> _Task details_
Tell how many lines contain the word "this". Reply with the number only.

[Dataset entries on figures]
════════════════

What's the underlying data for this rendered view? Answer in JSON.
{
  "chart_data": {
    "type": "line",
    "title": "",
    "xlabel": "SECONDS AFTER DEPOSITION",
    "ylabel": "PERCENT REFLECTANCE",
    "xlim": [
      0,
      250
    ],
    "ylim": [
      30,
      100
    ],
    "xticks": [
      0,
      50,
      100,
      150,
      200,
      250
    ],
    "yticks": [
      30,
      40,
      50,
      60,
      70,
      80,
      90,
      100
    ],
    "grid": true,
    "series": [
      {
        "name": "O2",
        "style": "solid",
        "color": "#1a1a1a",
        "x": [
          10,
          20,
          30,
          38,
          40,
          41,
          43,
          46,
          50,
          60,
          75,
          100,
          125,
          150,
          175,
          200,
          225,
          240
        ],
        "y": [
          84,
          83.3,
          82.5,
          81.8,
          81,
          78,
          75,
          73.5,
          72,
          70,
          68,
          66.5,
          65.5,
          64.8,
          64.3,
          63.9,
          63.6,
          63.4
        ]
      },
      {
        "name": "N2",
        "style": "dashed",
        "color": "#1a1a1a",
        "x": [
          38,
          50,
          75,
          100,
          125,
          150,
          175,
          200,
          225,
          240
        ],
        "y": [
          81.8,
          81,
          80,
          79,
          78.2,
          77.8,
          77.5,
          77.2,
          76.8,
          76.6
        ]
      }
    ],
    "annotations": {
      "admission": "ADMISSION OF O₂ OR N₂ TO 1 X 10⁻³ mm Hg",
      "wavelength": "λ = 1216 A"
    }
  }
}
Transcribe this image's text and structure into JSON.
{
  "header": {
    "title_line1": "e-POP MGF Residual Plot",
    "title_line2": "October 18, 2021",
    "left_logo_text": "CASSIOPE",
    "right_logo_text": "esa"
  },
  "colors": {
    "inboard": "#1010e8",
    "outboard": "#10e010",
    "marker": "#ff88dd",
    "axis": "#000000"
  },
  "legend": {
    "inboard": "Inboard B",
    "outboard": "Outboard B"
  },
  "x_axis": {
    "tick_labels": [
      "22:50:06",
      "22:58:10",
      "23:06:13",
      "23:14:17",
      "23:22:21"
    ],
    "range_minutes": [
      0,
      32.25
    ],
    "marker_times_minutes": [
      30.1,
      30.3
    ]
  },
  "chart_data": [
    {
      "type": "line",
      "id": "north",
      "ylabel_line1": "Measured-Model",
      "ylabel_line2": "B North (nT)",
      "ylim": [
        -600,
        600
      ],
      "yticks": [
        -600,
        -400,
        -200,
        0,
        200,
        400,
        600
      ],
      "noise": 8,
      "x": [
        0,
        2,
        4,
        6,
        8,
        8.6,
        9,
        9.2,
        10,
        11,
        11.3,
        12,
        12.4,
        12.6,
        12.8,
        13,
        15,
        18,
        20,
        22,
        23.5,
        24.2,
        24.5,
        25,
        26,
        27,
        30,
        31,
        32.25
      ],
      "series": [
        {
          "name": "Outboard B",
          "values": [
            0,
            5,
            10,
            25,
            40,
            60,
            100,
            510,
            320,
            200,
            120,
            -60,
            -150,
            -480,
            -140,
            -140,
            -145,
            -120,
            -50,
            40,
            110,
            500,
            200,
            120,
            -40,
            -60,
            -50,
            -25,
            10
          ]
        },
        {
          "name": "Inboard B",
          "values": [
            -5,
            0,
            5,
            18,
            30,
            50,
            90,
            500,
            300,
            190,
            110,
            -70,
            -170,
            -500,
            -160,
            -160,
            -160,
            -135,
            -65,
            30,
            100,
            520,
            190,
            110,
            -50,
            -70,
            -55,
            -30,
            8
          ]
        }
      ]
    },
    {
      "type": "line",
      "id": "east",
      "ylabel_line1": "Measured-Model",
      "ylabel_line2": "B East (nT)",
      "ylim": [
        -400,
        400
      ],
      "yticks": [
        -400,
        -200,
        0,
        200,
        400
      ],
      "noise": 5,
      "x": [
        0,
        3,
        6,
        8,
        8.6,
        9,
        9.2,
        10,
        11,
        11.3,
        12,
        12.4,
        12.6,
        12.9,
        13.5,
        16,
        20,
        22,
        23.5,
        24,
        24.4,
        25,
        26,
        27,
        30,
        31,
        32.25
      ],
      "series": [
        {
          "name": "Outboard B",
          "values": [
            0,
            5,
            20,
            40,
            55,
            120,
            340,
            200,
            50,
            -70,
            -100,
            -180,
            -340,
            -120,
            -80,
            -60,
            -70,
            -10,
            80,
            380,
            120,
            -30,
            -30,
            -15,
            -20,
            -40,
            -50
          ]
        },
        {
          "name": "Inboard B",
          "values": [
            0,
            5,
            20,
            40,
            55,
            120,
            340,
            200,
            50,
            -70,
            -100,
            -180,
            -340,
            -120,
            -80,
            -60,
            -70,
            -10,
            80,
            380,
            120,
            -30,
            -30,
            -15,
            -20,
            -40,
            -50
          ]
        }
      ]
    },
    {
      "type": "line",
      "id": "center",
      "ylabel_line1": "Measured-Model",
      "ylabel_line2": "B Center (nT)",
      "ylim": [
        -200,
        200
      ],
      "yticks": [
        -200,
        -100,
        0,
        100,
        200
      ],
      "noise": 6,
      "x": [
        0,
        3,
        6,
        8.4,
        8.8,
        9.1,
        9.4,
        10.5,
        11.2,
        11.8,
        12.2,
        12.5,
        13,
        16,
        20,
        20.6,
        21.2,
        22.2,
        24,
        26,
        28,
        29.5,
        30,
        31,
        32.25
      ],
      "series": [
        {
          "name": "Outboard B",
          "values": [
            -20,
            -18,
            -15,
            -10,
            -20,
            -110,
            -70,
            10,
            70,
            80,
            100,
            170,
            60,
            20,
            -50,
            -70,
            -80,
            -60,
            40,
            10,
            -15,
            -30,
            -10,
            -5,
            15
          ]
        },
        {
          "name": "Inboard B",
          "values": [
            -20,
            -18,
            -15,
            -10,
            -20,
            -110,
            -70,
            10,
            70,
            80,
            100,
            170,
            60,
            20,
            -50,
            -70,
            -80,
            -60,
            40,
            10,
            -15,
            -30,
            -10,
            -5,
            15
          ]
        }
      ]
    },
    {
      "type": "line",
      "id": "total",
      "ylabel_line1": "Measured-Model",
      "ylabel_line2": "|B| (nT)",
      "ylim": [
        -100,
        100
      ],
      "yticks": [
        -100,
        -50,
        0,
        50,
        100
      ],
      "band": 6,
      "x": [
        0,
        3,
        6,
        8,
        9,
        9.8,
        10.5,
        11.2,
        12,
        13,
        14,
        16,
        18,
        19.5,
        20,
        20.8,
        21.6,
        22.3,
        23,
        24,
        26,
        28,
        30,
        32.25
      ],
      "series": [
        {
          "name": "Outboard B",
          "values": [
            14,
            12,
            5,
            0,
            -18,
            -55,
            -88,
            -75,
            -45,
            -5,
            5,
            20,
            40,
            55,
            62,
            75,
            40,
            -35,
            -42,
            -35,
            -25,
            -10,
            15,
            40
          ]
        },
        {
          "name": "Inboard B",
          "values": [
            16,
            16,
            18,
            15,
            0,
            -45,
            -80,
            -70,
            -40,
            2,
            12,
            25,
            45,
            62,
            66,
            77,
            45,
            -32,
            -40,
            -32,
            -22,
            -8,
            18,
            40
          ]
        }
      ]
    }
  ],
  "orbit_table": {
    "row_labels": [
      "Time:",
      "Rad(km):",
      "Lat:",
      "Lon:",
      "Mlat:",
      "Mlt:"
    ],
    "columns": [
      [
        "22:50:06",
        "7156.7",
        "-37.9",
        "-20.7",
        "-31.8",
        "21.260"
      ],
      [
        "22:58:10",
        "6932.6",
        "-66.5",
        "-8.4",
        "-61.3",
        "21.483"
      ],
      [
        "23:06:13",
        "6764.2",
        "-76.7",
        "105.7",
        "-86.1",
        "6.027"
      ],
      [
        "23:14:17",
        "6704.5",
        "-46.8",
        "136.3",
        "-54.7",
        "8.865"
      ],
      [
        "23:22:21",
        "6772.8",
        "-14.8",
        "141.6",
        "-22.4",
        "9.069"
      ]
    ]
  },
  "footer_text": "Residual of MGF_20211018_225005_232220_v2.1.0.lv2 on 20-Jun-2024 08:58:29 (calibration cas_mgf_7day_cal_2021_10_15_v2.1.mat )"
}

════════════════

> _Exercise output_
2